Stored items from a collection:
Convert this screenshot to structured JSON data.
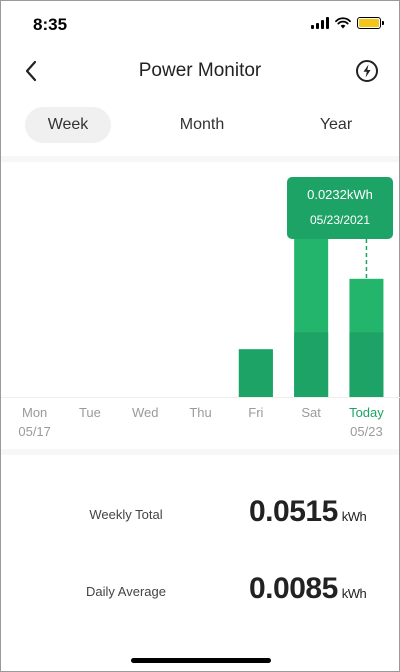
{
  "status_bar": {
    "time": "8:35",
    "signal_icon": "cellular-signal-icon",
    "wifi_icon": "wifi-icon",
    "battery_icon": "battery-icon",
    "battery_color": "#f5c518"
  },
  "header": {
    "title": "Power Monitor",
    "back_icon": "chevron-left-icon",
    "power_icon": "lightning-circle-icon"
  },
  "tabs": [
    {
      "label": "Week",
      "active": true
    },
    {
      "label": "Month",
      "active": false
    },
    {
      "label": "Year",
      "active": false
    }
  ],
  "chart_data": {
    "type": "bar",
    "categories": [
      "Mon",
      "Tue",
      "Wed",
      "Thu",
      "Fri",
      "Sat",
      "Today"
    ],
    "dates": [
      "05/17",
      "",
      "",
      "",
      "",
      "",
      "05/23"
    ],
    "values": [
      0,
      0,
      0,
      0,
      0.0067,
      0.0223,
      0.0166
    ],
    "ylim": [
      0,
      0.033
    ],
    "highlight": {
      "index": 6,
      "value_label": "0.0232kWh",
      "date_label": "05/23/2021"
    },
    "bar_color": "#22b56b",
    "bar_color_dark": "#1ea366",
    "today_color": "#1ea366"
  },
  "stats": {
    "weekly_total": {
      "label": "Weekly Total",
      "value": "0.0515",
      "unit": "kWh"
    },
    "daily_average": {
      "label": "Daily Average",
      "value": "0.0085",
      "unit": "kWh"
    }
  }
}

--

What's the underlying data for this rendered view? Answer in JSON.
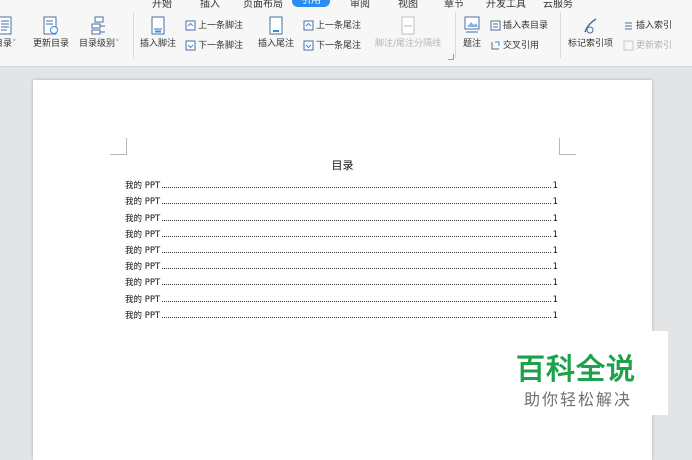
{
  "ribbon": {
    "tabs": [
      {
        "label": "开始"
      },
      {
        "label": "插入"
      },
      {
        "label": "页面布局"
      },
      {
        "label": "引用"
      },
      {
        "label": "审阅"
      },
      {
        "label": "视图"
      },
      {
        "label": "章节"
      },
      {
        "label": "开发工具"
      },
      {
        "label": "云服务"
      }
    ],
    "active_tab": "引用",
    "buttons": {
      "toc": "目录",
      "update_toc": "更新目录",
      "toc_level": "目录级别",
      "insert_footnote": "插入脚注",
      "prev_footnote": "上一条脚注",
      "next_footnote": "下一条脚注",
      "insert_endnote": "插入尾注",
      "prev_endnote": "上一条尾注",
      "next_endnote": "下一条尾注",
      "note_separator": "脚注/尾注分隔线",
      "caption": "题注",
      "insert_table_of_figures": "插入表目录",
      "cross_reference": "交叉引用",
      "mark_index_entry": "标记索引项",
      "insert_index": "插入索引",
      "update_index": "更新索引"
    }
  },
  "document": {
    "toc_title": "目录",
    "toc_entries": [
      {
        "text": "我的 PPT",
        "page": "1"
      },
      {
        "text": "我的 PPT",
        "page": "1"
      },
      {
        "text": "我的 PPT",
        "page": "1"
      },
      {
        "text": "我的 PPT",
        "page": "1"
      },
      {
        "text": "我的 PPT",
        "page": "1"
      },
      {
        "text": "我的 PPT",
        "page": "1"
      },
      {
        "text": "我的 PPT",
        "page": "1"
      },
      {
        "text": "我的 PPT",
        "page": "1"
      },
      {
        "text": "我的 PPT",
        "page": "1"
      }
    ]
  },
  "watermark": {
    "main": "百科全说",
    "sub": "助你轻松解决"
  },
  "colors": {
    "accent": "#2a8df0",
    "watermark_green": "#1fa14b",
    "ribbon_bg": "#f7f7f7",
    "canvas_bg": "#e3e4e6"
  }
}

--

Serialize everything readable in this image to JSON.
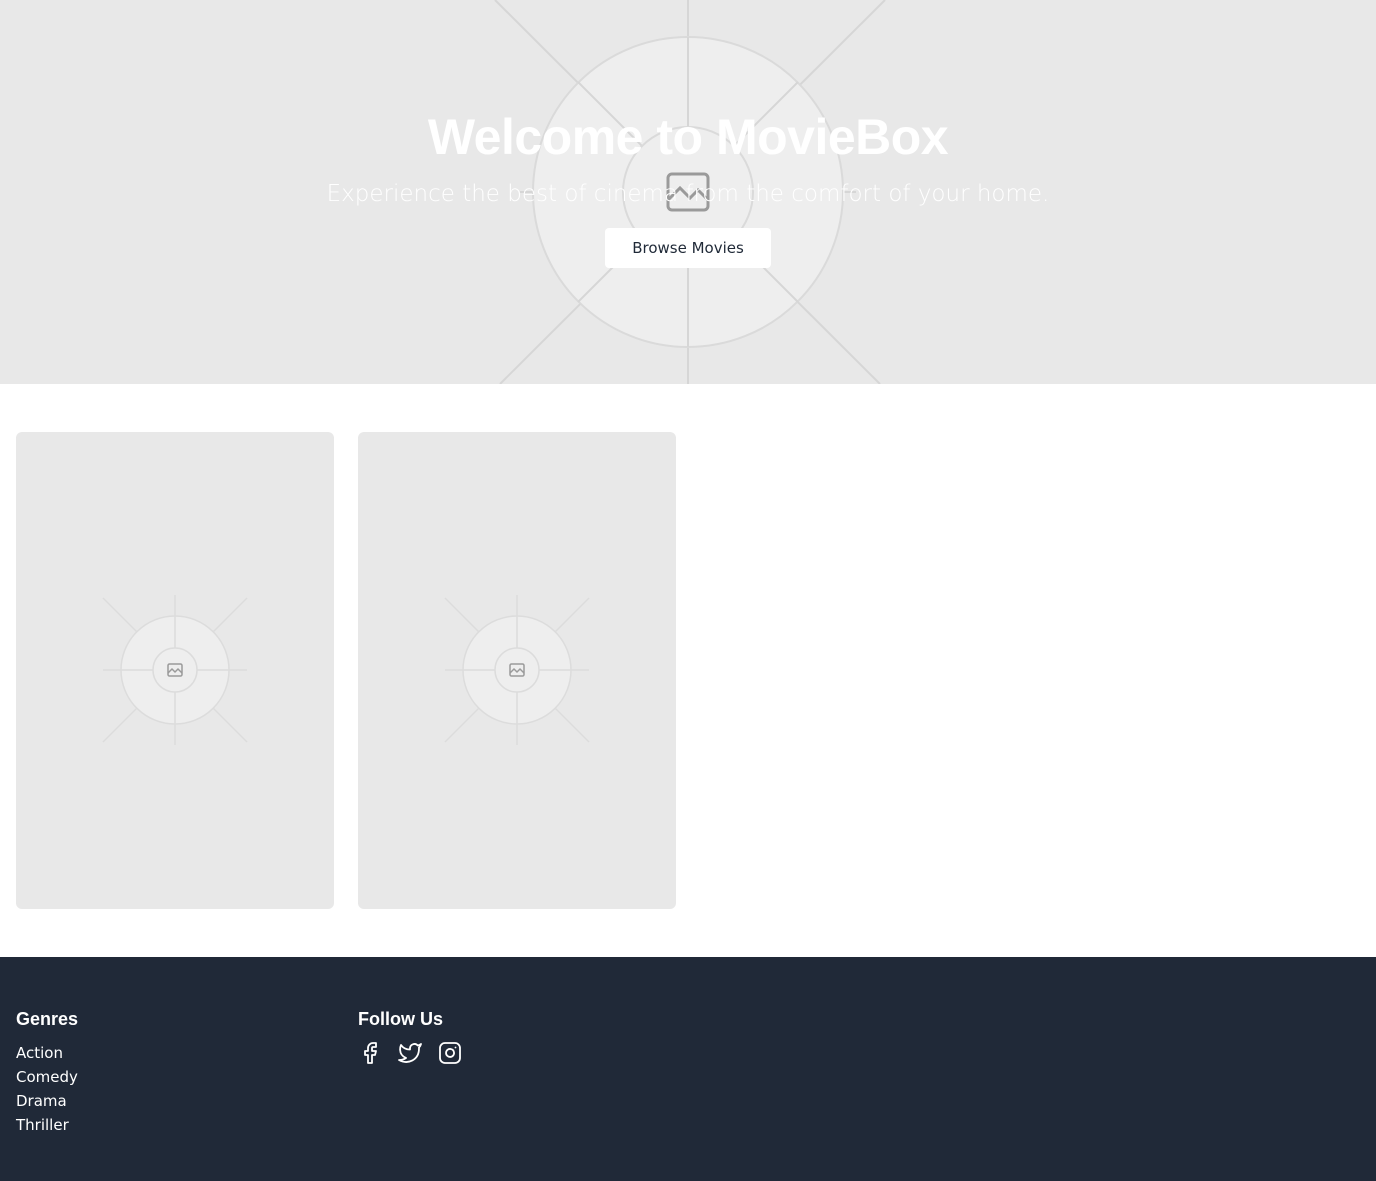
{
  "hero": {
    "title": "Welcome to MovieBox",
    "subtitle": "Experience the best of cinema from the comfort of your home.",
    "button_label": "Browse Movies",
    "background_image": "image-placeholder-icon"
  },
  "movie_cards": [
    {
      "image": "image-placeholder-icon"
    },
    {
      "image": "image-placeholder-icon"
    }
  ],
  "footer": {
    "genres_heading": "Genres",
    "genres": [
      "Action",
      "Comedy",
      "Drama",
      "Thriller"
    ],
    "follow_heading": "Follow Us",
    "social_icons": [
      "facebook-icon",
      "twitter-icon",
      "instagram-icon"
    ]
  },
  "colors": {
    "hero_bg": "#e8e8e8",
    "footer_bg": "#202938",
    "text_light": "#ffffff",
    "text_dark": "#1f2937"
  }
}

__What this task involves__
Go through the material above and count the lines that include "image". Give the number alone.

__Exercise answer__
4